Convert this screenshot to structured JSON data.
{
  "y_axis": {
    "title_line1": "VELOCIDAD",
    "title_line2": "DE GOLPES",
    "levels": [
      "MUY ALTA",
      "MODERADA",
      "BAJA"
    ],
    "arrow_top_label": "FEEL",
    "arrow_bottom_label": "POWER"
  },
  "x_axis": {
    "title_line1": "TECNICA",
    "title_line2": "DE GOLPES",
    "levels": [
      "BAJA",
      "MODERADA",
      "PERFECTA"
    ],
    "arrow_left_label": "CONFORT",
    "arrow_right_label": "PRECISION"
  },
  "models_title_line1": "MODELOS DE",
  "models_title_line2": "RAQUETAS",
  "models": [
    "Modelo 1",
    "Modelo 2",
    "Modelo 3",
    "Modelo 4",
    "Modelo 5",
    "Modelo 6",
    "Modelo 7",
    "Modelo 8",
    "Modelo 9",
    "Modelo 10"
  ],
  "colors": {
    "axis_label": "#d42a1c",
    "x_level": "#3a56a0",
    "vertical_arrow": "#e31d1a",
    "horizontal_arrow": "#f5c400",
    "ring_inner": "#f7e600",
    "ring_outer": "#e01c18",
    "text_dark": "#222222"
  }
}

WRITTEN INSTRUCTION -> Repeat the material from above exactly, word for word.

SOLUTION FOR THIS PROBLEM ->
Convert this screenshot to structured JSON data.
{
  "y_axis": {
    "title_line1": "VELOCIDAD",
    "title_line2": "DE GOLPES",
    "levels": [
      "MUY ALTA",
      "MODERADA",
      "BAJA"
    ],
    "arrow_top_label": "FEEL",
    "arrow_bottom_label": "POWER"
  },
  "x_axis": {
    "title_line1": "TECNICA",
    "title_line2": "DE GOLPES",
    "levels": [
      "BAJA",
      "MODERADA",
      "PERFECTA"
    ],
    "arrow_left_label": "CONFORT",
    "arrow_right_label": "PRECISION"
  },
  "models_title_line1": "MODELOS DE",
  "models_title_line2": "RAQUETAS",
  "models": [
    "Modelo 1",
    "Modelo 2",
    "Modelo 3",
    "Modelo 4",
    "Modelo 5",
    "Modelo 6",
    "Modelo 7",
    "Modelo 8",
    "Modelo 9",
    "Modelo 10"
  ],
  "colors": {
    "axis_label": "#d42a1c",
    "x_level": "#3a56a0",
    "vertical_arrow": "#e31d1a",
    "horizontal_arrow": "#f5c400",
    "ring_inner": "#f7e600",
    "ring_outer": "#e01c18",
    "text_dark": "#222222"
  }
}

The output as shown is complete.